- _Task prompt_: Without the pictures, reproduce the records that follow exactly.

- _Given records_:
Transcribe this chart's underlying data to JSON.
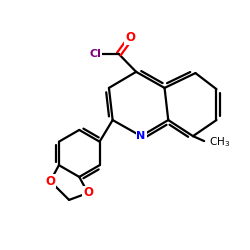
{
  "bg_color": "#ffffff",
  "bond_color": "#000000",
  "N_color": "#0000ff",
  "O_color": "#ff0000",
  "Cl_color": "#800080",
  "figsize": [
    2.5,
    2.5
  ],
  "dpi": 100,
  "xlim": [
    0,
    10
  ],
  "ylim": [
    0,
    10
  ]
}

- _Answer in full_:
Transcribe this chart's underlying data to JSON.
{
  "bg_color": "#ffffff",
  "bond_color": "#000000",
  "N_color": "#0000ff",
  "O_color": "#ff0000",
  "Cl_color": "#800080",
  "figsize": [
    2.5,
    2.5
  ],
  "dpi": 100,
  "xlim": [
    0,
    10
  ],
  "ylim": [
    0,
    10
  ]
}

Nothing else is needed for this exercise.